**** Data supplied
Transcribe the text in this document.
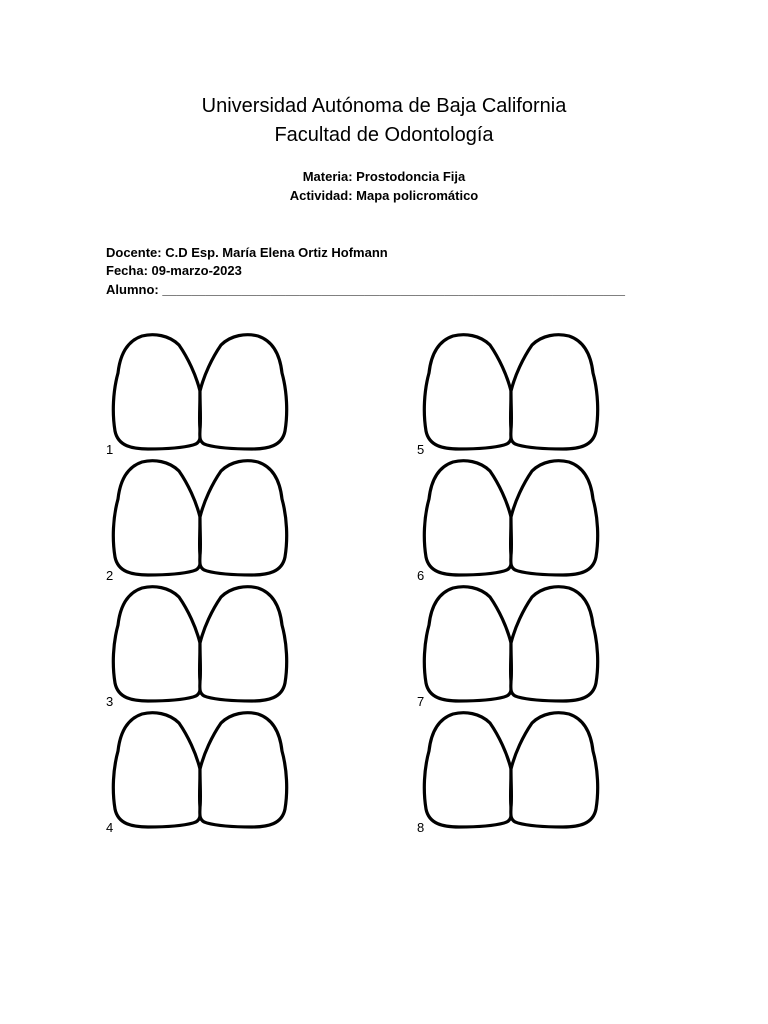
Universidad Autónoma de Baja California
Facultad de Odontología
Materia: Prostodoncia Fija
Actividad: Mapa policromático
Docente: C.D Esp. María Elena Ortiz Hofmann
Fecha: 09-marzo-2023
Alumno: ________________________________________________________________
1
2
3
4
5
6
7
8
********
[Written problem]
Would you mind returning each entry above word for word, skipping the images?

[Exercise output]
Transcribe the text in this document.
Universidad Autónoma de Baja California
Facultad de Odontología
Materia: Prostodoncia Fija
Actividad: Mapa policromático
Docente: C.D Esp. María Elena Ortiz Hofmann
Fecha: 09-marzo-2023
Alumno: ________________________________________________________________
1
2
3
4
5
6
7
8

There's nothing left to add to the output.